* The request *
Look through the lines and report how many include the word "auction", giving nothing but the number.

-------

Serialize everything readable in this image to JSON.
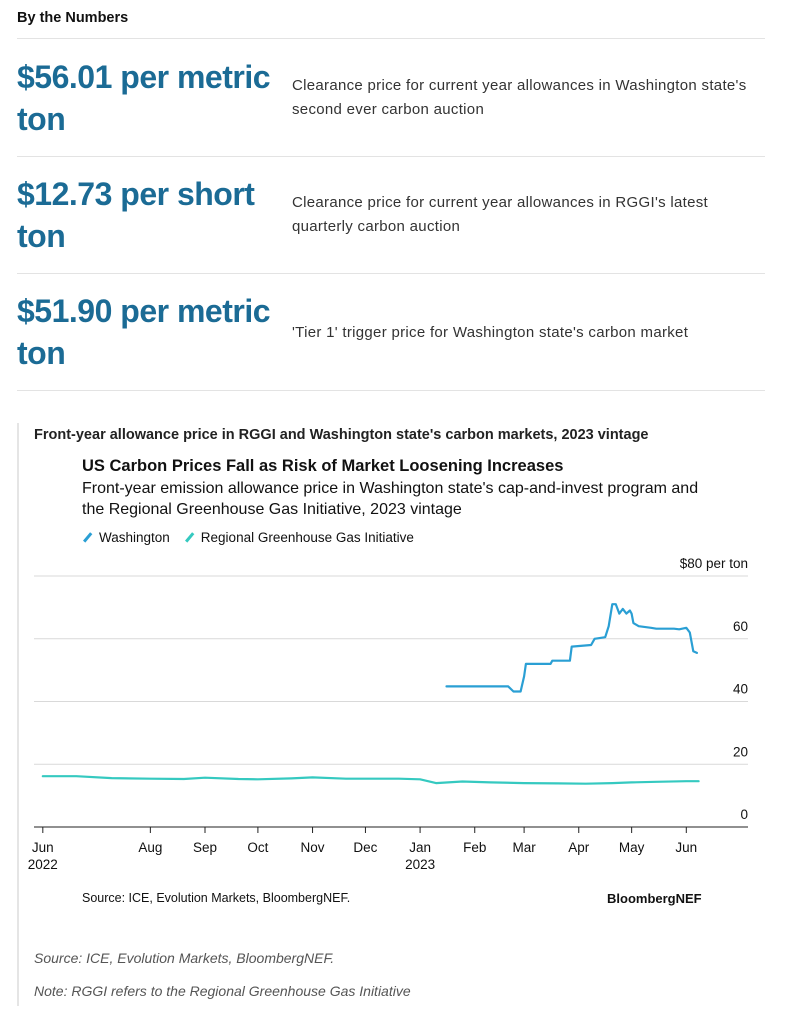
{
  "section_title": "By the Numbers",
  "stats": [
    {
      "value": "$56.01 per metric ton",
      "desc": "Clearance price for current year allowances in Washington state's second ever carbon auction"
    },
    {
      "value": "$12.73 per short ton",
      "desc": "Clearance price for current year allowances in RGGI's latest quarterly carbon auction"
    },
    {
      "value": "$51.90 per metric ton",
      "desc": "'Tier 1' trigger price for Washington state's carbon market"
    }
  ],
  "chart_heading": "Front-year allowance price in RGGI and Washington state's carbon markets, 2023 vintage",
  "chart_source_line": "Source: ICE, Evolution Markets, BloombergNEF.",
  "brand": "BloombergNEF",
  "footnotes": {
    "source": "Source: ICE, Evolution Markets, BloombergNEF.",
    "note": "Note: RGGI refers to the Regional Greenhouse Gas Initiative"
  },
  "colors": {
    "washington": "#2a9fd4",
    "rggi": "#35c9c0",
    "stat_value": "#1b6b95"
  },
  "chart_data": {
    "type": "line",
    "title": "US Carbon Prices Fall as Risk of Market Loosening Increases",
    "subtitle": "Front-year emission allowance price in Washington state's cap-and-invest program and the Regional Greenhouse Gas Initiative, 2023 vintage",
    "yunit_label": "$80 per ton",
    "ylim": [
      0,
      80
    ],
    "yticks": [
      {
        "value": 80,
        "label": "$80 per ton"
      },
      {
        "value": 60,
        "label": "60"
      },
      {
        "value": 40,
        "label": "40"
      },
      {
        "value": 20,
        "label": "20"
      },
      {
        "value": 0,
        "label": "0"
      }
    ],
    "xlim": [
      "2022-05-27",
      "2023-07-06"
    ],
    "xticks": [
      {
        "date": "2022-06-01",
        "label": "Jun",
        "year": "2022"
      },
      {
        "date": "2022-08-01",
        "label": "Aug"
      },
      {
        "date": "2022-09-01",
        "label": "Sep"
      },
      {
        "date": "2022-10-01",
        "label": "Oct"
      },
      {
        "date": "2022-11-01",
        "label": "Nov"
      },
      {
        "date": "2022-12-01",
        "label": "Dec"
      },
      {
        "date": "2023-01-01",
        "label": "Jan",
        "year": "2023"
      },
      {
        "date": "2023-02-01",
        "label": "Feb"
      },
      {
        "date": "2023-03-01",
        "label": "Mar"
      },
      {
        "date": "2023-04-01",
        "label": "Apr"
      },
      {
        "date": "2023-05-01",
        "label": "May"
      },
      {
        "date": "2023-06-01",
        "label": "Jun"
      }
    ],
    "grid": true,
    "legend_position": "top-left",
    "series": [
      {
        "name": "Washington",
        "color": "#2a9fd4",
        "points": [
          [
            "2023-01-16",
            44.8
          ],
          [
            "2023-02-20",
            44.8
          ],
          [
            "2023-02-23",
            43.2
          ],
          [
            "2023-02-27",
            43.2
          ],
          [
            "2023-03-01",
            48.0
          ],
          [
            "2023-03-02",
            52.0
          ],
          [
            "2023-03-16",
            52.0
          ],
          [
            "2023-03-17",
            53.0
          ],
          [
            "2023-03-27",
            53.0
          ],
          [
            "2023-03-28",
            57.5
          ],
          [
            "2023-04-08",
            58.0
          ],
          [
            "2023-04-10",
            60.0
          ],
          [
            "2023-04-16",
            60.5
          ],
          [
            "2023-04-18",
            64.0
          ],
          [
            "2023-04-20",
            71.0
          ],
          [
            "2023-04-22",
            71.0
          ],
          [
            "2023-04-24",
            68.0
          ],
          [
            "2023-04-26",
            69.5
          ],
          [
            "2023-04-28",
            68.0
          ],
          [
            "2023-04-30",
            69.0
          ],
          [
            "2023-05-01",
            68.0
          ],
          [
            "2023-05-02",
            65.0
          ],
          [
            "2023-05-05",
            64.0
          ],
          [
            "2023-05-12",
            63.5
          ],
          [
            "2023-05-15",
            63.2
          ],
          [
            "2023-05-25",
            63.2
          ],
          [
            "2023-05-28",
            63.0
          ],
          [
            "2023-06-01",
            63.5
          ],
          [
            "2023-06-03",
            62.0
          ],
          [
            "2023-06-05",
            56.0
          ],
          [
            "2023-06-07",
            55.5
          ]
        ]
      },
      {
        "name": "Regional Greenhouse Gas Initiative",
        "color": "#35c9c0",
        "points": [
          [
            "2022-06-01",
            16.2
          ],
          [
            "2022-06-20",
            16.2
          ],
          [
            "2022-07-10",
            15.6
          ],
          [
            "2022-08-01",
            15.4
          ],
          [
            "2022-08-20",
            15.3
          ],
          [
            "2022-09-01",
            15.7
          ],
          [
            "2022-09-20",
            15.3
          ],
          [
            "2022-10-01",
            15.2
          ],
          [
            "2022-10-20",
            15.5
          ],
          [
            "2022-11-01",
            15.8
          ],
          [
            "2022-11-20",
            15.4
          ],
          [
            "2022-12-01",
            15.4
          ],
          [
            "2022-12-20",
            15.4
          ],
          [
            "2023-01-01",
            15.2
          ],
          [
            "2023-01-10",
            14.0
          ],
          [
            "2023-01-25",
            14.5
          ],
          [
            "2023-02-10",
            14.2
          ],
          [
            "2023-03-01",
            14.0
          ],
          [
            "2023-03-20",
            13.9
          ],
          [
            "2023-04-05",
            13.8
          ],
          [
            "2023-04-20",
            14.0
          ],
          [
            "2023-05-01",
            14.2
          ],
          [
            "2023-05-15",
            14.4
          ],
          [
            "2023-06-01",
            14.6
          ],
          [
            "2023-06-08",
            14.6
          ]
        ]
      }
    ]
  }
}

-------

* Solution to the exercise *
2